Reproduce every entry in the listing without alteration.
* START Entries provided *
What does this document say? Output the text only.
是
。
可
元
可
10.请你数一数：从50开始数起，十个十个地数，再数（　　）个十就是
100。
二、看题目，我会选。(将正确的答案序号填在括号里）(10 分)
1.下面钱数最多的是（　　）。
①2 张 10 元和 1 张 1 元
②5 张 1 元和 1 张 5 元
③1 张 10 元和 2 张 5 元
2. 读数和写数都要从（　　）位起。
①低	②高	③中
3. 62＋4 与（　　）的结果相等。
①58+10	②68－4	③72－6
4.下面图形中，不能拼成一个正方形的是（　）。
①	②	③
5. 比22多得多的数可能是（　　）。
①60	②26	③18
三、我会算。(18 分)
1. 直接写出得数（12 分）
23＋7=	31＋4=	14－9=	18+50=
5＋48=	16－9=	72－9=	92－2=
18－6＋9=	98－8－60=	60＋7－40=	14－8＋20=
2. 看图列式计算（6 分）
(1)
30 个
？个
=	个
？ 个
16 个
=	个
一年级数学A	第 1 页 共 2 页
* END Entries provided *
**The response:**
What does this document say? Output the text only.
是
。
可
元
可
10.请你数一数：从50开始数起，十个十个地数，再数（　　）个十就是
100。
二、看题目，我会选。(将正确的答案序号填在括号里）(10 分)
1.下面钱数最多的是（　　）。
①2 张 10 元和 1 张 1 元
②5 张 1 元和 1 张 5 元
③1 张 10 元和 2 张 5 元
2. 读数和写数都要从（　　）位起。
①低	②高	③中
3. 62＋4 与（　　）的结果相等。
①58+10	②68－4	③72－6
4.下面图形中，不能拼成一个正方形的是（　）。
①	②	③
5. 比22多得多的数可能是（　　）。
①60	②26	③18
三、我会算。(18 分)
1. 直接写出得数（12 分）
23＋7=	31＋4=	14－9=	18+50=
5＋48=	16－9=	72－9=	92－2=
18－6＋9=	98－8－60=	60＋7－40=	14－8＋20=
2. 看图列式计算（6 分）
(1)
30 个
？个
=	个
？ 个
16 个
=	个
一年级数学A	第 1 页 共 2 页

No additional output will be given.